## SUPPLIED RECORDS
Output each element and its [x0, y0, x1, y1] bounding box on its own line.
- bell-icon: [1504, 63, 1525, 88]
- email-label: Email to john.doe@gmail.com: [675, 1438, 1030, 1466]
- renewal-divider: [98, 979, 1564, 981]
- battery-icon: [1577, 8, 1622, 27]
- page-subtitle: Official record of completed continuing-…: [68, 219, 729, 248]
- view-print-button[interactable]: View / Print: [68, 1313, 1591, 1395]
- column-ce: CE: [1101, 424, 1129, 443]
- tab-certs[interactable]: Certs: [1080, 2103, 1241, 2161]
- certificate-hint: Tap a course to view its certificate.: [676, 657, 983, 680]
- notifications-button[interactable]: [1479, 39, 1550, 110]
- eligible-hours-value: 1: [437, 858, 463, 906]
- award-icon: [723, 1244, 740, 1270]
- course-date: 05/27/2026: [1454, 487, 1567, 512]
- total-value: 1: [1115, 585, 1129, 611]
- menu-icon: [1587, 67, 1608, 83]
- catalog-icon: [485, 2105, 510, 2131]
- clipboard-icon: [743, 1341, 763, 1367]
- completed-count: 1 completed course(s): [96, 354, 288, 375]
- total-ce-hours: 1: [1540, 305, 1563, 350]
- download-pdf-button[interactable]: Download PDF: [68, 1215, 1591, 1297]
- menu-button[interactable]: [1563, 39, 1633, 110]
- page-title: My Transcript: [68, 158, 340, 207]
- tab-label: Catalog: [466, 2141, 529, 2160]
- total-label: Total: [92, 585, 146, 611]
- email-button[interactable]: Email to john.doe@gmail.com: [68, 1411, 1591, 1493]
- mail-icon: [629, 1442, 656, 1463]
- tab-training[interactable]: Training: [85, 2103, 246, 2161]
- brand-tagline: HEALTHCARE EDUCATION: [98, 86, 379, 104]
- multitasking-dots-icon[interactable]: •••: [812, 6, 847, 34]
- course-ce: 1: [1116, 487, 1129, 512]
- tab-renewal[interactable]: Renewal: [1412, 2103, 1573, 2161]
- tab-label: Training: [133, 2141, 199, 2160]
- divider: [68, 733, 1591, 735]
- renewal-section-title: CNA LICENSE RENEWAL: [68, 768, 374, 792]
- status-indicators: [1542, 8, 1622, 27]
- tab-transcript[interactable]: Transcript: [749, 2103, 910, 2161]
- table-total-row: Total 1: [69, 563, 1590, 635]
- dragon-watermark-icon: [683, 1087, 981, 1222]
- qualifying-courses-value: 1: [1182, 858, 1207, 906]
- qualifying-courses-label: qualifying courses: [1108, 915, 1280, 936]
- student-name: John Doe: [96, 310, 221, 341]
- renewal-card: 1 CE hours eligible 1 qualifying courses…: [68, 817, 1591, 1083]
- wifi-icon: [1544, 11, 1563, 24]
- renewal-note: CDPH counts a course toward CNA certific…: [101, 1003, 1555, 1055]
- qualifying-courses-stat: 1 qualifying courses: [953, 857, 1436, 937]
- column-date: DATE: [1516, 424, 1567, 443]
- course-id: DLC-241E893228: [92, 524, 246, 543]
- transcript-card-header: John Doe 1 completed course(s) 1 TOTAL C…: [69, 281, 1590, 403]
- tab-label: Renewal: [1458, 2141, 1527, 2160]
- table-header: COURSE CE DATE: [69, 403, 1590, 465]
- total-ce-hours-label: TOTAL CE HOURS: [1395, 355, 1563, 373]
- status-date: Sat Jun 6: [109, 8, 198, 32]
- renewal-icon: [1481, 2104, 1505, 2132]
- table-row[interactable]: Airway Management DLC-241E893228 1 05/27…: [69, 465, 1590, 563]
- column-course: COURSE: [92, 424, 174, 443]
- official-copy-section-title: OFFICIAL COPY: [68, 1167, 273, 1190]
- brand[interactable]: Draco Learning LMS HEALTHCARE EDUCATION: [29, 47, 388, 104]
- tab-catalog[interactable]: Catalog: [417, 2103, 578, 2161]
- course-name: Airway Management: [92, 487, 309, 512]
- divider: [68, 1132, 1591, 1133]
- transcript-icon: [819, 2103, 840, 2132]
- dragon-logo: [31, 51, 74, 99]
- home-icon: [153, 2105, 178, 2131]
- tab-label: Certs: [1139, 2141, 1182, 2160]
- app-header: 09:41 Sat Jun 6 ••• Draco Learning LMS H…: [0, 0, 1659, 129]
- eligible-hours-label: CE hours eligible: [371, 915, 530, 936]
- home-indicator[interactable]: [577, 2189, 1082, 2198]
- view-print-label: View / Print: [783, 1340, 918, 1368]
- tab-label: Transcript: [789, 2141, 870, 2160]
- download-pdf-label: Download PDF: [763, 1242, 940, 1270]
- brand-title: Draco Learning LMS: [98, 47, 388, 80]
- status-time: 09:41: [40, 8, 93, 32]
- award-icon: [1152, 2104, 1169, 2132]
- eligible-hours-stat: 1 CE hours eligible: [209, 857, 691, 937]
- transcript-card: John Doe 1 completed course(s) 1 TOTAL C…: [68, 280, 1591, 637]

## AIM OF THE EXERCISE
Reproduce the listing from its first line through the line containing "- tab-certs[interactable]: Certs: [1080, 2103, 1241, 2161]", swapping "bounding box" for "enclosing box" and leaving everything else unchanged. Return only those lines.

## COMPLETE ANSWER
Output each element and its [x0, y0, x1, y1] enclosing box on its own line.
- bell-icon: [1504, 63, 1525, 88]
- email-label: Email to john.doe@gmail.com: [675, 1438, 1030, 1466]
- renewal-divider: [98, 979, 1564, 981]
- battery-icon: [1577, 8, 1622, 27]
- page-subtitle: Official record of completed continuing-…: [68, 219, 729, 248]
- view-print-button[interactable]: View / Print: [68, 1313, 1591, 1395]
- column-ce: CE: [1101, 424, 1129, 443]
- tab-certs[interactable]: Certs: [1080, 2103, 1241, 2161]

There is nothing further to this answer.